+++ Document

On 3 October 2017 at 15:30, Sokolov Yura <y.sokolov@postgrespro.ru> wrote:
> If hundreds of backends reaches this timeout trying to acquire
> advisory lock on a same value, it leads to hard-stuck for many
> seconds, cause they all traverse same huge lock graph under
> exclusive lock.
> During this stuck there is no possibility to do any meaningful
> operations (no new transaction can begin).
Well observed, we clearly need to improve this.
> Attached patch makes CheckDeadlock to do two passes:
> - first pass uses LW_SHARED on partitions of lock hash.
> DeadLockCheck is called with flag "readonly", so it doesn't
> modify anything.
> - If there is possibility of "soft" or "hard" deadlock detected,
> ie if there is need to modify lock graph, then partitions
> relocked with LW_EXCLUSIVE, and DeadLockCheck is called again.
>
> It fixes hard-stuck, cause backends walk lock graph under shared
> lock, and found that there is no real deadlock.
In phase 2, does this relock only the partitions required to reorder
the lock graph, or does it request all locks? Fewer locks would be
better.

++++++

» Given instruction A:
Output the records verbatim, starting from their first line and ending with the line that contains "panel-c-ylabel: Elevation a.m.s.l.", both included.

+++ Data for this exercise

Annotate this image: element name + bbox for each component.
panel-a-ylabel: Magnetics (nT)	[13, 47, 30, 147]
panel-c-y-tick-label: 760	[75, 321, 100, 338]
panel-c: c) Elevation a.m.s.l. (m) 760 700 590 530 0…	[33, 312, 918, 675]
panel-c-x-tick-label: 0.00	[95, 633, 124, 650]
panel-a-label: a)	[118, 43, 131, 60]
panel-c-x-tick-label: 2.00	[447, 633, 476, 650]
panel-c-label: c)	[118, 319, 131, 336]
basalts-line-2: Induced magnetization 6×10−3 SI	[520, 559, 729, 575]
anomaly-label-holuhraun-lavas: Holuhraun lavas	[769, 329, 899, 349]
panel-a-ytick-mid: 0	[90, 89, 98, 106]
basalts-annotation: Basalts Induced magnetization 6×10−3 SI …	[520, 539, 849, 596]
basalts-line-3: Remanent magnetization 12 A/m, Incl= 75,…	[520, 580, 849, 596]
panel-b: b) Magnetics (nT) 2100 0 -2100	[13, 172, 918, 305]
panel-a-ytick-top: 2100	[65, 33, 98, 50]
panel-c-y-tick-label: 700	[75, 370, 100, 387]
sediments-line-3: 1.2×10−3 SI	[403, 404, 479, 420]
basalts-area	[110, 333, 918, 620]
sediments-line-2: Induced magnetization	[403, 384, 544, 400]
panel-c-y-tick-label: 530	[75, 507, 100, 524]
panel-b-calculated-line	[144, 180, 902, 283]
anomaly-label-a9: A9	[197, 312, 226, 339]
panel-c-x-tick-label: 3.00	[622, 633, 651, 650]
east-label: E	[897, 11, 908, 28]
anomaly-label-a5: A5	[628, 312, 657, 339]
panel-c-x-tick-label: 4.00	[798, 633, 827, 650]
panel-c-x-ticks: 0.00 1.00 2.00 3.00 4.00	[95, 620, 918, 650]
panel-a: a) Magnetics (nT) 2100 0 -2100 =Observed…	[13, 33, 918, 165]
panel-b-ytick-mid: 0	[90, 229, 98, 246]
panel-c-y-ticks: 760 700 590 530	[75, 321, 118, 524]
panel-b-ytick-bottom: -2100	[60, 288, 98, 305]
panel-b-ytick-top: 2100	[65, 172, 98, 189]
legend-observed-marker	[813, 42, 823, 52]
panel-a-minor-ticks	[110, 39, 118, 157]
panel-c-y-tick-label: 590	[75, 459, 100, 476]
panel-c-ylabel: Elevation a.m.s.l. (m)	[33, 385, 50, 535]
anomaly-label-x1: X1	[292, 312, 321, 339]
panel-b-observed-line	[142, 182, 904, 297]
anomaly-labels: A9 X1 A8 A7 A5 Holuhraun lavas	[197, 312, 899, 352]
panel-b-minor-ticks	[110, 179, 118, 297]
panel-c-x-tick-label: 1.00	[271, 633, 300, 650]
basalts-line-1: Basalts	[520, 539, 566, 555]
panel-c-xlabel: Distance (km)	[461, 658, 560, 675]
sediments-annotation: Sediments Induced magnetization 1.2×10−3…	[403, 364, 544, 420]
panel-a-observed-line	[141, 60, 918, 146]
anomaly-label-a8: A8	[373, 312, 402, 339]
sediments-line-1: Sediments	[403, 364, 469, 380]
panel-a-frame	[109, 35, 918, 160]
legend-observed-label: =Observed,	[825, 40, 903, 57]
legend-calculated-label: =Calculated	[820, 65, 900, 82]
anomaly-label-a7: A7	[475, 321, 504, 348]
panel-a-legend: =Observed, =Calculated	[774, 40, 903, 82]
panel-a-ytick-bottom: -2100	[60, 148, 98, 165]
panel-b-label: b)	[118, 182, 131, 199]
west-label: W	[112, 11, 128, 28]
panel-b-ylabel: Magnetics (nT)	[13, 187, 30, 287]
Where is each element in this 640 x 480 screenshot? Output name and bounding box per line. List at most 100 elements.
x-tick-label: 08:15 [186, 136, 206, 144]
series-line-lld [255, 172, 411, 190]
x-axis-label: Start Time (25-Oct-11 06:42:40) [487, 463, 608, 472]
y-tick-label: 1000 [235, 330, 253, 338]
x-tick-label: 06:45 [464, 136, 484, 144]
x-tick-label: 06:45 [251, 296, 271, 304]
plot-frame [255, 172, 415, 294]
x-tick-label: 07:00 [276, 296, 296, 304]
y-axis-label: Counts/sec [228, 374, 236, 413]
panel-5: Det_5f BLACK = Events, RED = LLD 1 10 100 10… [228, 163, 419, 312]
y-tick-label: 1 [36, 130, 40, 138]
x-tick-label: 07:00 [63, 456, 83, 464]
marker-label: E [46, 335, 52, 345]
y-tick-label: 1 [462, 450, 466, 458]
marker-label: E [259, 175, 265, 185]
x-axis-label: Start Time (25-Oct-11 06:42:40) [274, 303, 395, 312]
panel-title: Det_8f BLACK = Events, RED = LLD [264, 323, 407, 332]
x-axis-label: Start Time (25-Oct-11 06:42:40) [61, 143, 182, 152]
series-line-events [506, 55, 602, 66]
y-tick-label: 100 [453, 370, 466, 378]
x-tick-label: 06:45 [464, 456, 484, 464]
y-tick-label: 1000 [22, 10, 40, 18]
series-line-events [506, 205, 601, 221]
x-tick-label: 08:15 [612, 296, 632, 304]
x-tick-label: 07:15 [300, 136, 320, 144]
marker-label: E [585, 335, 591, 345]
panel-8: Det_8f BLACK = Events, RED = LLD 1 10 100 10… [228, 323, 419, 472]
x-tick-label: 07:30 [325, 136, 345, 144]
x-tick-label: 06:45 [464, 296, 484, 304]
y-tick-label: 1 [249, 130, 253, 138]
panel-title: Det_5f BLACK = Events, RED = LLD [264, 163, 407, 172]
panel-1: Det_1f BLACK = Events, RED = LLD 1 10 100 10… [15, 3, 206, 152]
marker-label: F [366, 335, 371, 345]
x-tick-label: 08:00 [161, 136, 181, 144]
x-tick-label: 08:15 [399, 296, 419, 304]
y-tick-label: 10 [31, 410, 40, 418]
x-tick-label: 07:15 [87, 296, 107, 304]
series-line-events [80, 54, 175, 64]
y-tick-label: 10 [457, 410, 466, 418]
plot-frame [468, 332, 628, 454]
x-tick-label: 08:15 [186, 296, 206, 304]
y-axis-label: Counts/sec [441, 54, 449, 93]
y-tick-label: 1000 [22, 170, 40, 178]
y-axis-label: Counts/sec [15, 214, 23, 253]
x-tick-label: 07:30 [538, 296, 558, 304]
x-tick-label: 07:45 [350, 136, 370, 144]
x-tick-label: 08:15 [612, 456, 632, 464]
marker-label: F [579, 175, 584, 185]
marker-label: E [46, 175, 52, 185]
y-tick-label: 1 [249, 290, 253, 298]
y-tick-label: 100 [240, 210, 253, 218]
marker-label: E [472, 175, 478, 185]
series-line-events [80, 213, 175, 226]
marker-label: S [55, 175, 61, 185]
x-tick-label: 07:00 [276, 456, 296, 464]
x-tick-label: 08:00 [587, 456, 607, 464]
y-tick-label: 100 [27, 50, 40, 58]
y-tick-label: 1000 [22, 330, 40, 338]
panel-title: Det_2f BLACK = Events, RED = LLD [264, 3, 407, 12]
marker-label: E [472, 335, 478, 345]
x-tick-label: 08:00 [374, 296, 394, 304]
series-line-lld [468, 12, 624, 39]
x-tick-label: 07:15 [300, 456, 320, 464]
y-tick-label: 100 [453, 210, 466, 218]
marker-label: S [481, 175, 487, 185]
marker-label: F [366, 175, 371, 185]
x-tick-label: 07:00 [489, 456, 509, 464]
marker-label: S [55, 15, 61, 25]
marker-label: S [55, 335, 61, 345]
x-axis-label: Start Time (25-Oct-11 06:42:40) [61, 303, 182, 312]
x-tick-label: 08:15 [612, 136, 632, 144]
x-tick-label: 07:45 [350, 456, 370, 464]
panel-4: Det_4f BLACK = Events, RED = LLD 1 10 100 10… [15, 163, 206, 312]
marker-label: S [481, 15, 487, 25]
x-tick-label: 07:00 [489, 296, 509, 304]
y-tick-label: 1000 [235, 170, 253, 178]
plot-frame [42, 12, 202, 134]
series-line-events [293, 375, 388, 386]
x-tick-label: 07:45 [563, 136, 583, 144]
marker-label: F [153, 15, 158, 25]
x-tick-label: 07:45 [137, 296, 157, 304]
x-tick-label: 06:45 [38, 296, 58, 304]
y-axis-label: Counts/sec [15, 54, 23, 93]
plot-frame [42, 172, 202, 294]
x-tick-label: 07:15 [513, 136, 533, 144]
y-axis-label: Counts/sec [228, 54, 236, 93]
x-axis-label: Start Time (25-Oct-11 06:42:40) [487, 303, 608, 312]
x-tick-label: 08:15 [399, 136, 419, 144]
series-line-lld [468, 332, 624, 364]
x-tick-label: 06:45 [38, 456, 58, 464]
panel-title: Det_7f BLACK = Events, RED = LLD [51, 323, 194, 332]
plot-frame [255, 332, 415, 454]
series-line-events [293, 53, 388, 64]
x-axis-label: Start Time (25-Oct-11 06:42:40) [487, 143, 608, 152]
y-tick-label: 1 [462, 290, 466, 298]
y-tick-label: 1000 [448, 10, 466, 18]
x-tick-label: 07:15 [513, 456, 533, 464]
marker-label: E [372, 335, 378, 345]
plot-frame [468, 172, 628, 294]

++++++

» Given instruction B:
Return the message about the two-pass deadlock check verbatim and in full.

» Complete output A:
Annotate this image: element name + bbox for each component.
panel-a-ylabel: Magnetics (nT)	[13, 47, 30, 147]
panel-c-y-tick-label: 760	[75, 321, 100, 338]
panel-c: c) Elevation a.m.s.l. (m) 760 700 590 530 0…	[33, 312, 918, 675]
panel-c-x-tick-label: 0.00	[95, 633, 124, 650]
panel-a-label: a)	[118, 43, 131, 60]
panel-c-x-tick-label: 2.00	[447, 633, 476, 650]
panel-c-label: c)	[118, 319, 131, 336]
basalts-line-2: Induced magnetization 6×10−3 SI	[520, 559, 729, 575]
anomaly-label-holuhraun-lavas: Holuhraun lavas	[769, 329, 899, 349]
panel-a-ytick-mid: 0	[90, 89, 98, 106]
basalts-annotation: Basalts Induced magnetization 6×10−3 SI …	[520, 539, 849, 596]
basalts-line-3: Remanent magnetization 12 A/m, Incl= 75,…	[520, 580, 849, 596]
panel-b: b) Magnetics (nT) 2100 0 -2100	[13, 172, 918, 305]
panel-a-ytick-top: 2100	[65, 33, 98, 50]
panel-c-y-tick-label: 700	[75, 370, 100, 387]
sediments-line-3: 1.2×10−3 SI	[403, 404, 479, 420]
basalts-area	[110, 333, 918, 620]
sediments-line-2: Induced magnetization	[403, 384, 544, 400]
panel-c-y-tick-label: 530	[75, 507, 100, 524]
panel-b-calculated-line	[144, 180, 902, 283]
anomaly-label-a9: A9	[197, 312, 226, 339]
panel-c-x-tick-label: 3.00	[622, 633, 651, 650]
east-label: E	[897, 11, 908, 28]
anomaly-label-a5: A5	[628, 312, 657, 339]
panel-c-x-tick-label: 4.00	[798, 633, 827, 650]
panel-c-x-ticks: 0.00 1.00 2.00 3.00 4.00	[95, 620, 918, 650]
panel-a: a) Magnetics (nT) 2100 0 -2100 =Observed…	[13, 33, 918, 165]
panel-b-ytick-mid: 0	[90, 229, 98, 246]
panel-c-y-ticks: 760 700 590 530	[75, 321, 118, 524]
panel-b-ytick-bottom: -2100	[60, 288, 98, 305]
panel-b-ytick-top: 2100	[65, 172, 98, 189]
legend-observed-marker	[813, 42, 823, 52]
panel-a-minor-ticks	[110, 39, 118, 157]
panel-c-y-tick-label: 590	[75, 459, 100, 476]
panel-c-ylabel: Elevation a.m.s.l. (m)	[33, 385, 50, 535]

» Complete output B:
On 3 October 2017 at 15:30, Sokolov Yura <y.sokolov@postgrespro.ru> wrote:
> If hundreds of backends reaches this timeout trying to acquire
> advisory lock on a same value, it leads to hard-stuck for many
> seconds, cause they all traverse same huge lock graph under
> exclusive lock.
> During this stuck there is no possibility to do any meaningful
> operations (no new transaction can begin).
Well observed, we clearly need to improve this.
> Attached patch makes CheckDeadlock to do two passes:
> - first pass uses LW_SHARED on partitions of lock hash.
> DeadLockCheck is called with flag "readonly", so it doesn't
> modify anything.
> - If there is possibility of "soft" or "hard" deadlock detected,
> ie if there is need to modify lock graph, then partitions
> relocked with LW_EXCLUSIVE, and DeadLockCheck is called again.
>
> It fixes hard-stuck, cause backends walk lock graph under shared
> lock, and found that there is no real deadlock.
In phase 2, does this relock only the partitions required to reorder
the lock graph, or does it request all locks? Fewer locks would be
better.